### [GIVEN REQUEST]
What follows is a set of entries. Repeat them exactly, but not their pictures.
━━ RECORDS SUPPLIED
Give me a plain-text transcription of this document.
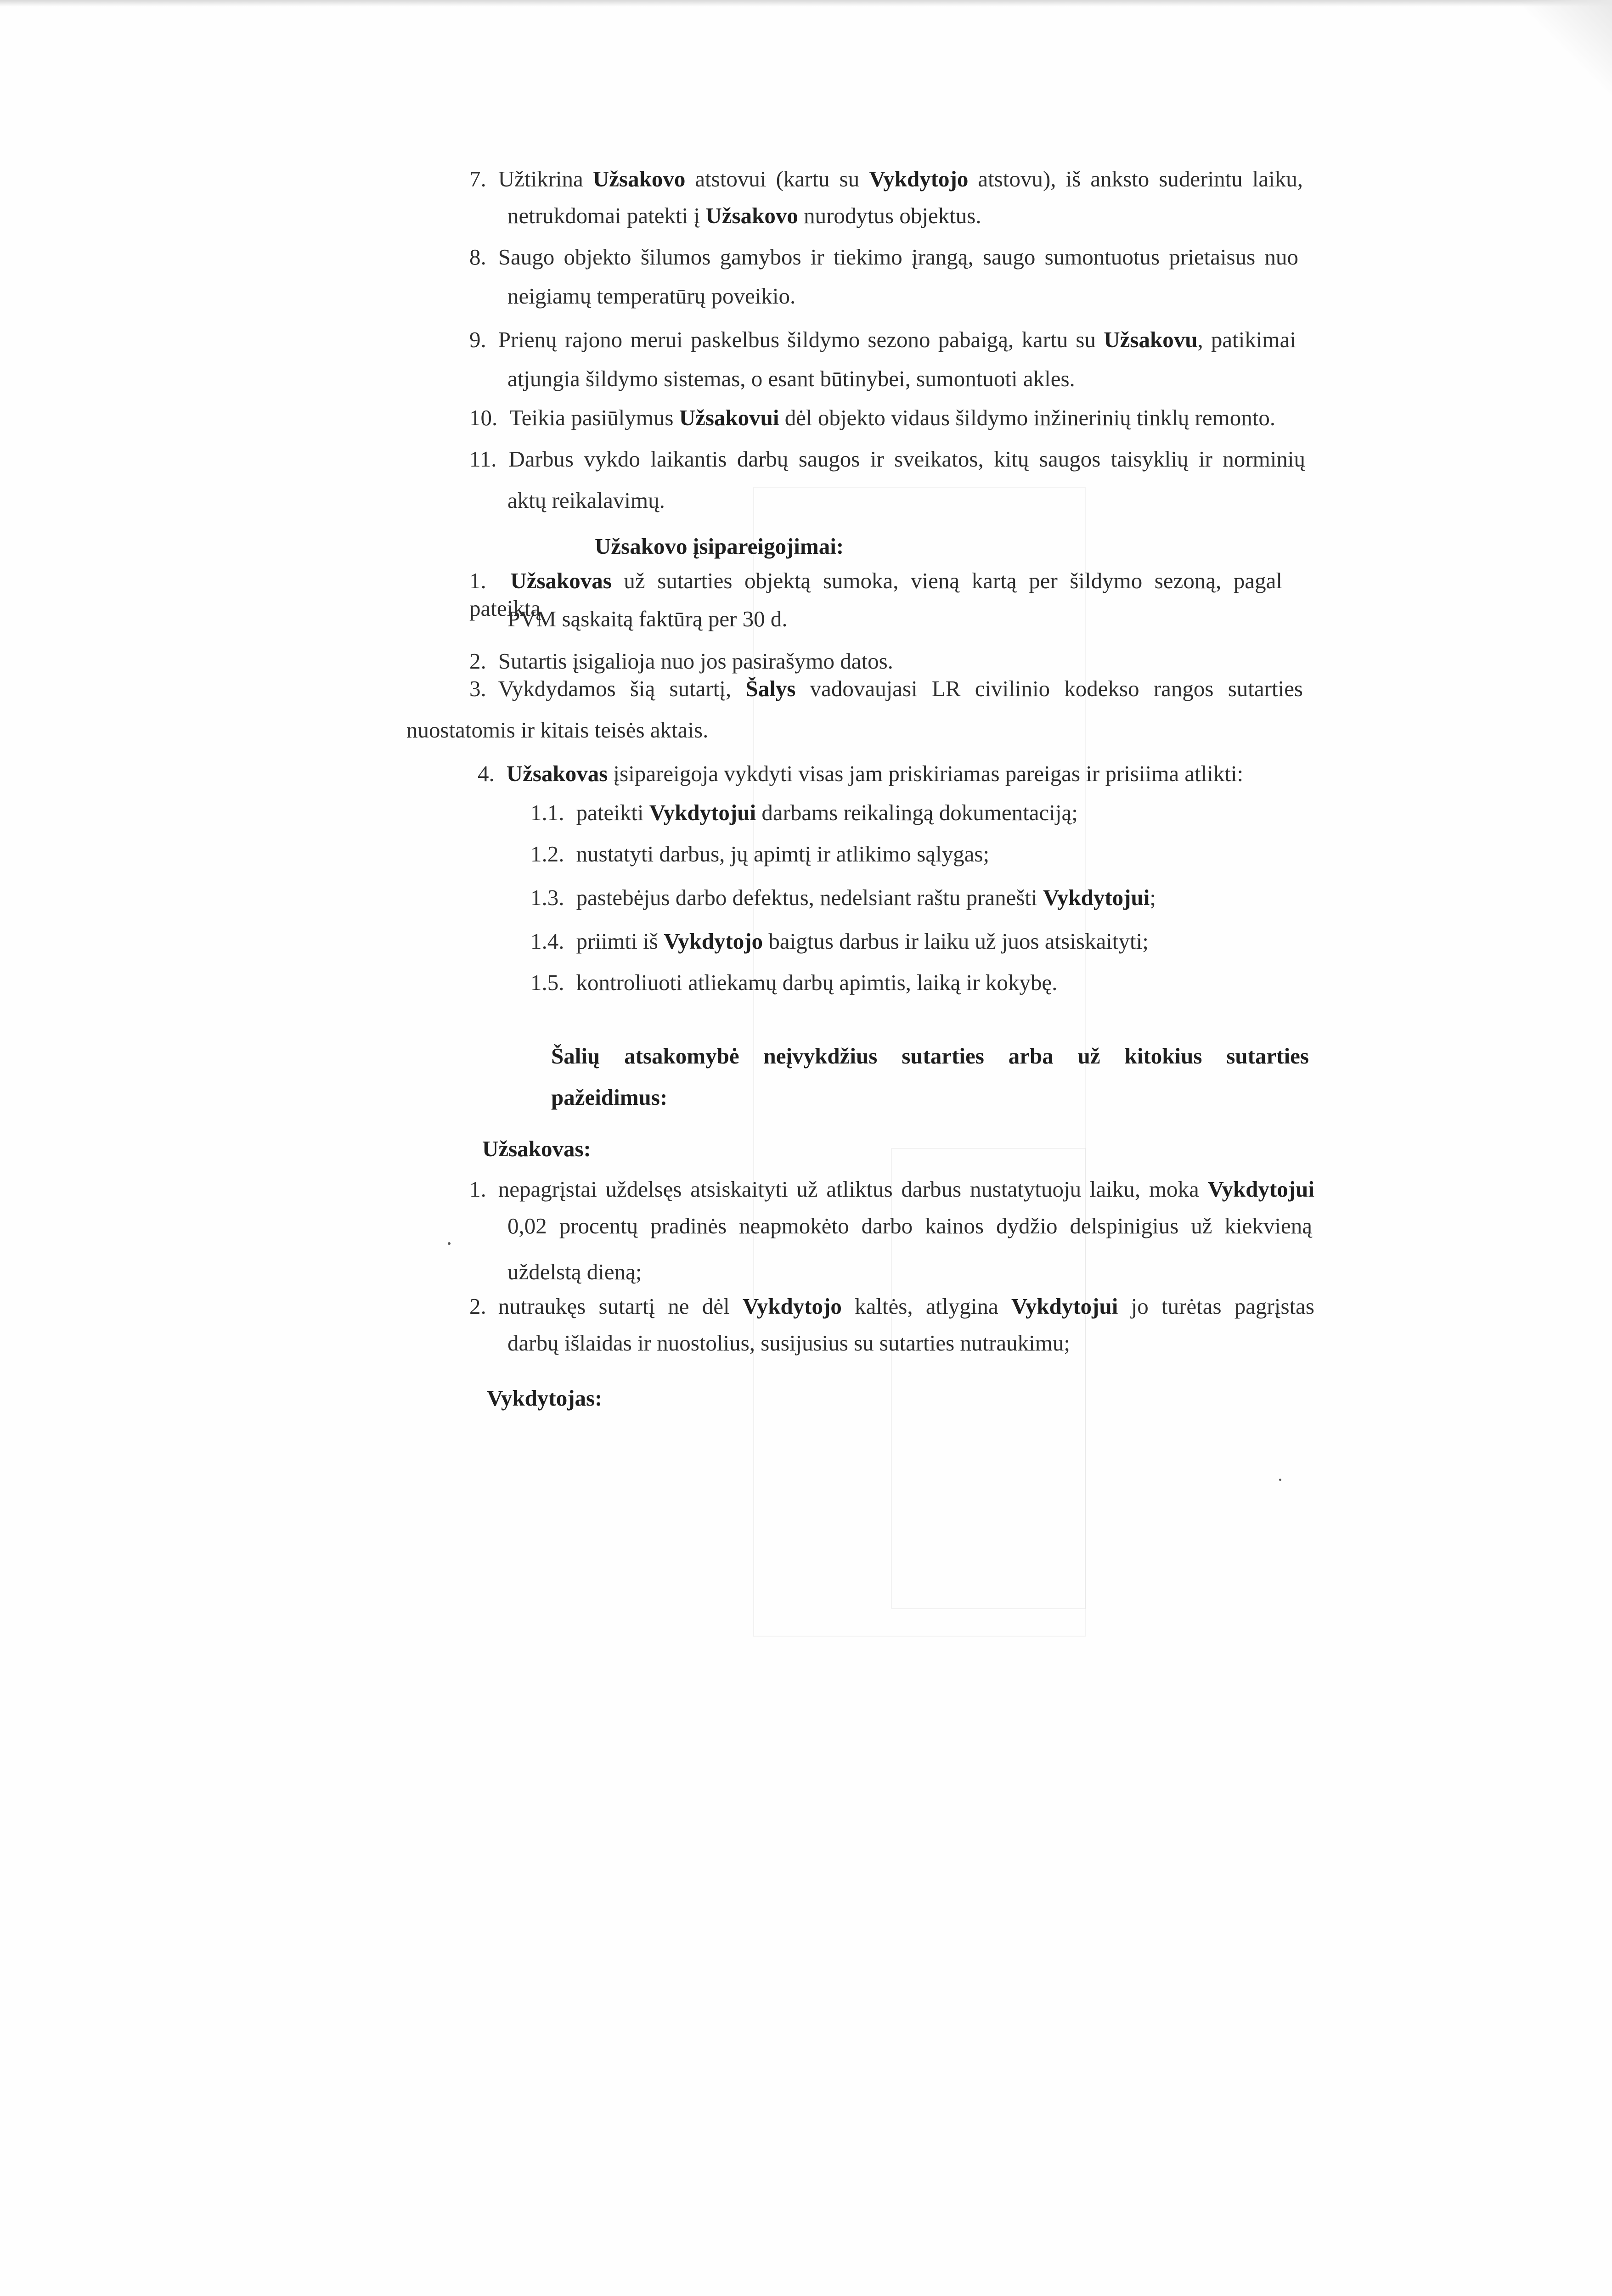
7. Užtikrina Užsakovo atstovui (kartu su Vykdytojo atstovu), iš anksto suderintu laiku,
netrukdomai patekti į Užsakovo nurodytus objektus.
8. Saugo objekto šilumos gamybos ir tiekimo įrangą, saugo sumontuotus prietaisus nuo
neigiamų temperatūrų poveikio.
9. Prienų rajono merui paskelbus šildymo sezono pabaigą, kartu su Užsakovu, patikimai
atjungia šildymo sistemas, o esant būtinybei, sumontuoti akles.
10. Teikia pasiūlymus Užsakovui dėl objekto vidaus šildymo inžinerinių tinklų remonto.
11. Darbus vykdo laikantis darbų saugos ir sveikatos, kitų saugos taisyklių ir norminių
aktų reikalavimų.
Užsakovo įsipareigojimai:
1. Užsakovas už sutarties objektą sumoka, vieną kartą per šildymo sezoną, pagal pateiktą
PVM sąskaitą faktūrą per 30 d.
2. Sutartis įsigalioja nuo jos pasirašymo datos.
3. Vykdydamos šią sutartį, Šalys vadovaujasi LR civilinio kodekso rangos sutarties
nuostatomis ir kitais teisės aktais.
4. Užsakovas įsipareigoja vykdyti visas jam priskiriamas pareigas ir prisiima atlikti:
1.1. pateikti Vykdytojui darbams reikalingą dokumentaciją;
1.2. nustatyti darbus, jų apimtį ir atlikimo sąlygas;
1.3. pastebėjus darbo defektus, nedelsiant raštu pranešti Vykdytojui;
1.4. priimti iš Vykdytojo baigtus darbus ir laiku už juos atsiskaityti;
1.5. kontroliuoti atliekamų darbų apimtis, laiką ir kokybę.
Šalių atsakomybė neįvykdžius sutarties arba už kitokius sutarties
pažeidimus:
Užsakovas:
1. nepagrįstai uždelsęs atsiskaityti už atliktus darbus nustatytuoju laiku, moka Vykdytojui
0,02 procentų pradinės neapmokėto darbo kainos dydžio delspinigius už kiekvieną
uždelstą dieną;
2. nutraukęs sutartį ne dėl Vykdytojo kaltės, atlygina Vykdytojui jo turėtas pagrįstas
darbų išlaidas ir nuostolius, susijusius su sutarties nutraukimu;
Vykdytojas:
━━━━
### [RESPONSE TO THIS EXERCISE]
Give me a plain-text transcription of this document.
7. Užtikrina Užsakovo atstovui (kartu su Vykdytojo atstovu), iš anksto suderintu laiku,
netrukdomai patekti į Užsakovo nurodytus objektus.
8. Saugo objekto šilumos gamybos ir tiekimo įrangą, saugo sumontuotus prietaisus nuo
neigiamų temperatūrų poveikio.
9. Prienų rajono merui paskelbus šildymo sezono pabaigą, kartu su Užsakovu, patikimai
atjungia šildymo sistemas, o esant būtinybei, sumontuoti akles.
10. Teikia pasiūlymus Užsakovui dėl objekto vidaus šildymo inžinerinių tinklų remonto.
11. Darbus vykdo laikantis darbų saugos ir sveikatos, kitų saugos taisyklių ir norminių
aktų reikalavimų.
Užsakovo įsipareigojimai:
1. Užsakovas už sutarties objektą sumoka, vieną kartą per šildymo sezoną, pagal pateiktą
PVM sąskaitą faktūrą per 30 d.
2. Sutartis įsigalioja nuo jos pasirašymo datos.
3. Vykdydamos šią sutartį, Šalys vadovaujasi LR civilinio kodekso rangos sutarties
nuostatomis ir kitais teisės aktais.
4. Užsakovas įsipareigoja vykdyti visas jam priskiriamas pareigas ir prisiima atlikti:
1.1. pateikti Vykdytojui darbams reikalingą dokumentaciją;
1.2. nustatyti darbus, jų apimtį ir atlikimo sąlygas;
1.3. pastebėjus darbo defektus, nedelsiant raštu pranešti Vykdytojui;
1.4. priimti iš Vykdytojo baigtus darbus ir laiku už juos atsiskaityti;
1.5. kontroliuoti atliekamų darbų apimtis, laiką ir kokybę.
Šalių atsakomybė neįvykdžius sutarties arba už kitokius sutarties
pažeidimus:
Užsakovas:
1. nepagrįstai uždelsęs atsiskaityti už atliktus darbus nustatytuoju laiku, moka Vykdytojui
0,02 procentų pradinės neapmokėto darbo kainos dydžio delspinigius už kiekvieną
uždelstą dieną;
2. nutraukęs sutartį ne dėl Vykdytojo kaltės, atlygina Vykdytojui jo turėtas pagrįstas
darbų išlaidas ir nuostolius, susijusius su sutarties nutraukimu;
Vykdytojas:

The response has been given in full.